What the task requires — Each line that holds the word "border" counts once; give the total for the records below and nothing else.
==== Task material ====
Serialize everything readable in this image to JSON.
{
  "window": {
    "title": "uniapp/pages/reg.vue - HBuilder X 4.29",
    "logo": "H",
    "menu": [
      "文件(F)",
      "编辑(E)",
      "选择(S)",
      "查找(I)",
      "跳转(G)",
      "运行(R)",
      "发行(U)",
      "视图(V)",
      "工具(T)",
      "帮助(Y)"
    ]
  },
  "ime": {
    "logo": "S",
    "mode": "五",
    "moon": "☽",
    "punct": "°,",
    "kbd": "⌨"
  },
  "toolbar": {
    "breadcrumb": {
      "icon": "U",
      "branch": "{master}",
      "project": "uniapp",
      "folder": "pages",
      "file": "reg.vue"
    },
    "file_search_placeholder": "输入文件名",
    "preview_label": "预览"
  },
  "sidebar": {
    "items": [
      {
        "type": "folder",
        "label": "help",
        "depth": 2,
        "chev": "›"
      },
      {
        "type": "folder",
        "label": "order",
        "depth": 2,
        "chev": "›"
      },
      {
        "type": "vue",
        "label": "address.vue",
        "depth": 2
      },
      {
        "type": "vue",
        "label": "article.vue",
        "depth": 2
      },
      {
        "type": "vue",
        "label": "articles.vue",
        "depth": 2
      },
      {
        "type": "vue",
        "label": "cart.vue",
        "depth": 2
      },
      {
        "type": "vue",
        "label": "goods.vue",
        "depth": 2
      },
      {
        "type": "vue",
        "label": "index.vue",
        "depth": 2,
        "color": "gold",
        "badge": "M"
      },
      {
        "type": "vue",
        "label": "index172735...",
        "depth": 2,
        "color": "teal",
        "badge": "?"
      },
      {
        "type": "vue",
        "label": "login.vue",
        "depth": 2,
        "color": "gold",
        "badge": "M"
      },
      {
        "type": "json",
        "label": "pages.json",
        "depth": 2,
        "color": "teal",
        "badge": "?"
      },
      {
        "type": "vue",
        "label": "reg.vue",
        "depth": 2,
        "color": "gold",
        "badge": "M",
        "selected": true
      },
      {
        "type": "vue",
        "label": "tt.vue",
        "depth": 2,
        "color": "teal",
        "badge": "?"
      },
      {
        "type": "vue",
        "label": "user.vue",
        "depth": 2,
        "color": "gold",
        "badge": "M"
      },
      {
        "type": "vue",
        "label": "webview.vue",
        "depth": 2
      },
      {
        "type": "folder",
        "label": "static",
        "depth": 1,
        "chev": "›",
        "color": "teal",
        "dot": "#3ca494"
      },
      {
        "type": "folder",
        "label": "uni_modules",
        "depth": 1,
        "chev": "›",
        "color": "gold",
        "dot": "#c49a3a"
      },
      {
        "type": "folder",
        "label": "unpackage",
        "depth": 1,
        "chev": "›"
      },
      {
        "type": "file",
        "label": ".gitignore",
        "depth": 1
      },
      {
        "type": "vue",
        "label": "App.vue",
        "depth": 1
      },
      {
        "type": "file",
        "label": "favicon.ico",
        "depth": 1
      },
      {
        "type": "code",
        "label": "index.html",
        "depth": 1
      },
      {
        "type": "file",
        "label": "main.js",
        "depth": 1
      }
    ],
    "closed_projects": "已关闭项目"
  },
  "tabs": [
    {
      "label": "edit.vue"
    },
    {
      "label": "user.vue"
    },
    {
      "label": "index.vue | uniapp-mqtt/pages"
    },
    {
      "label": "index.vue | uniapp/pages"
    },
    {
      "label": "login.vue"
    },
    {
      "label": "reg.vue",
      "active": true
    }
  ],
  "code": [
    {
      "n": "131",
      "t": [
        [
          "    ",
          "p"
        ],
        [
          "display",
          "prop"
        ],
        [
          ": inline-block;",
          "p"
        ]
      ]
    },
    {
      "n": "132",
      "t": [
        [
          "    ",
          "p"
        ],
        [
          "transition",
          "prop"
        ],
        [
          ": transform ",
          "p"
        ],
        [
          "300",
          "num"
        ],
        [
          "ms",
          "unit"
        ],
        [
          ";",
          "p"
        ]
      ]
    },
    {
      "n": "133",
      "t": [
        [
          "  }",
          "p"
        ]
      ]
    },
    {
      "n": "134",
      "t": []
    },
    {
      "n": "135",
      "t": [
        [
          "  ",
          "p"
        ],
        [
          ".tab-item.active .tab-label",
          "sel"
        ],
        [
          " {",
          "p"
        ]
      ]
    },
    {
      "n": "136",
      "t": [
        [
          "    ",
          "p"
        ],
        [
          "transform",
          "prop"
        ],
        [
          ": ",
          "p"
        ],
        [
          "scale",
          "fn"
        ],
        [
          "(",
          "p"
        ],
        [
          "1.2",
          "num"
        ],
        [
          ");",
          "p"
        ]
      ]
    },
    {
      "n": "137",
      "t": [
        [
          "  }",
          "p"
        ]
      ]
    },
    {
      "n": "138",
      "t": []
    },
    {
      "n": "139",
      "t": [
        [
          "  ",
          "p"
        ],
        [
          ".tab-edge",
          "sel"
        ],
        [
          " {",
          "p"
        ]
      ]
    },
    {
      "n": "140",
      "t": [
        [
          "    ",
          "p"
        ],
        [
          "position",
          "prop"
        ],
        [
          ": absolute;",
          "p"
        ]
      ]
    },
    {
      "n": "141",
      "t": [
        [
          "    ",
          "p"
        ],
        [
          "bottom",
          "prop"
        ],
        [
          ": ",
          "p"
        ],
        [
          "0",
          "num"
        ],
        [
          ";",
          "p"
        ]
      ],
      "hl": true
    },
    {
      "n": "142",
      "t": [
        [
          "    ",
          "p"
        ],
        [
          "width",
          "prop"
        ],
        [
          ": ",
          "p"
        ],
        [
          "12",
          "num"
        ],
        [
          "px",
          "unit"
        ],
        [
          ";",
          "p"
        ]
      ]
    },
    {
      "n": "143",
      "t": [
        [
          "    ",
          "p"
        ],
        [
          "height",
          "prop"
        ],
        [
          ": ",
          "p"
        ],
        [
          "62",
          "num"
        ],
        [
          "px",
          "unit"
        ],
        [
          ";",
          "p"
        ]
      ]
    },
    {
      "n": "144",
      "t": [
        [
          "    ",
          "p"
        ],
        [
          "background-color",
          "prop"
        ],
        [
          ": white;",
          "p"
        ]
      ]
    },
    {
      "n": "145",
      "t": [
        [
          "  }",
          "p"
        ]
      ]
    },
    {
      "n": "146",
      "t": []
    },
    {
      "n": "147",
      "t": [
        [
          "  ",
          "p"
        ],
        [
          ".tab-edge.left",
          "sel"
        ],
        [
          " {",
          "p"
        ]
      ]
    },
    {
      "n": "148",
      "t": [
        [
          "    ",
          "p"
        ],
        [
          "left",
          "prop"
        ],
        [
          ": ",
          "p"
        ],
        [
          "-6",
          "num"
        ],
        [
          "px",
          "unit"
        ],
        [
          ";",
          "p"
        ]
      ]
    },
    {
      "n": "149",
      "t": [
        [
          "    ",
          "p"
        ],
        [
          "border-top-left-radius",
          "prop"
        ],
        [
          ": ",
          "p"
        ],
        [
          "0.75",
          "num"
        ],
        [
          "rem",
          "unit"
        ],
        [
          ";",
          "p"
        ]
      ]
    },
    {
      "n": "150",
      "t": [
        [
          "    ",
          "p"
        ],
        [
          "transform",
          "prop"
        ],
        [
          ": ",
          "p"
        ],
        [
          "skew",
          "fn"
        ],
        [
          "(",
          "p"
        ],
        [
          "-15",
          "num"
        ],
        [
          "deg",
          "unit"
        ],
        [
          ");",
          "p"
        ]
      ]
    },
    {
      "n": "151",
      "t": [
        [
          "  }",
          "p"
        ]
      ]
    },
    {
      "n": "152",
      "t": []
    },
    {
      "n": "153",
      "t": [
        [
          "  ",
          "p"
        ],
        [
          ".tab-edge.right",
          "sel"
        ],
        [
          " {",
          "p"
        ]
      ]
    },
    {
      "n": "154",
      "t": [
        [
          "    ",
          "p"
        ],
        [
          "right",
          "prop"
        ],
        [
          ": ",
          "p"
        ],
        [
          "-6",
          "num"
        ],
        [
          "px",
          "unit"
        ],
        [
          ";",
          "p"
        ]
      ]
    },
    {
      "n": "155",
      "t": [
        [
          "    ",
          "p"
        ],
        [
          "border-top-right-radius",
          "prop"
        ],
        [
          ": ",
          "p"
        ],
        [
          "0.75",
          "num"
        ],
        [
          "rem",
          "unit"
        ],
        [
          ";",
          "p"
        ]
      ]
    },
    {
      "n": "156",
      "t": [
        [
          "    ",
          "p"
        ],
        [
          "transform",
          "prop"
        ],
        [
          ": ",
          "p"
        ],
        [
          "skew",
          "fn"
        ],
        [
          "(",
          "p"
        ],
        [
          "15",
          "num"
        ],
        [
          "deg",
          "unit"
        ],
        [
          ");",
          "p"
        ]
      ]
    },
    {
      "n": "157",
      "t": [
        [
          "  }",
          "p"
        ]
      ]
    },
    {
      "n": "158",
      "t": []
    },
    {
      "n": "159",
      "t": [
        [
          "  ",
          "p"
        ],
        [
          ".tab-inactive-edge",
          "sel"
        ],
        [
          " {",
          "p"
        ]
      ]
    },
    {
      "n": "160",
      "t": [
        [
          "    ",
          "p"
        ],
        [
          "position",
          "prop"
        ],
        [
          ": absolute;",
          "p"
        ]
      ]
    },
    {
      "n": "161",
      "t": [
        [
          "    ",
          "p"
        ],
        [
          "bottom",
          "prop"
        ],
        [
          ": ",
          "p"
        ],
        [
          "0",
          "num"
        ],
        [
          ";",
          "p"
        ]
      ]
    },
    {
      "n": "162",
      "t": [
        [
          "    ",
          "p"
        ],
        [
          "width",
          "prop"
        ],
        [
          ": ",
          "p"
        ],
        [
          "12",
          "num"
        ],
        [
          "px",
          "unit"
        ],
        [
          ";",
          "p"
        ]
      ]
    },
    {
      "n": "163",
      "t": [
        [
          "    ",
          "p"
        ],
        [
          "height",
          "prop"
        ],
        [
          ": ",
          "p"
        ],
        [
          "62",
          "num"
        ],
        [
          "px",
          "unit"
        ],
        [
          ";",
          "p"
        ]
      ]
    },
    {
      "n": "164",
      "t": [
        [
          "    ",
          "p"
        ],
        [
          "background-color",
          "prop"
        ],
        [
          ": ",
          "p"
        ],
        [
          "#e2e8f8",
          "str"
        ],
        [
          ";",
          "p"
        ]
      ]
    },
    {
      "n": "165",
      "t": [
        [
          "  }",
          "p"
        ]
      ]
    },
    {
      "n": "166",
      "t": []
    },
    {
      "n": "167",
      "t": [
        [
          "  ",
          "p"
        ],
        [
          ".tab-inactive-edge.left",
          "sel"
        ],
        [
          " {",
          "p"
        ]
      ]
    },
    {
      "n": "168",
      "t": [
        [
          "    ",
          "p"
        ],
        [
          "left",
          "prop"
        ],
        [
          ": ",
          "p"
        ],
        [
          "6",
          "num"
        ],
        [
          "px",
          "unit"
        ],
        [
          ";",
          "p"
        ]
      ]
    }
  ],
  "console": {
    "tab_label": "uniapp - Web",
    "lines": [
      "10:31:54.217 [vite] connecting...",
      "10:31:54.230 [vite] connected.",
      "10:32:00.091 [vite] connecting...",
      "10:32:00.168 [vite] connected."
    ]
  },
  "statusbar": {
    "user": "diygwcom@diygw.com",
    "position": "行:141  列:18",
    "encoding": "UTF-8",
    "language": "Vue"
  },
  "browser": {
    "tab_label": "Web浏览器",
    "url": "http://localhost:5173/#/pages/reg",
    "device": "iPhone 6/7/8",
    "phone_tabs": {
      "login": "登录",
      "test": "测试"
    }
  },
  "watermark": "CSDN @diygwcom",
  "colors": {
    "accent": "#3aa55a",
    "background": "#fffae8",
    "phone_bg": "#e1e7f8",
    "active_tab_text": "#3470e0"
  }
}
====
Reply — 2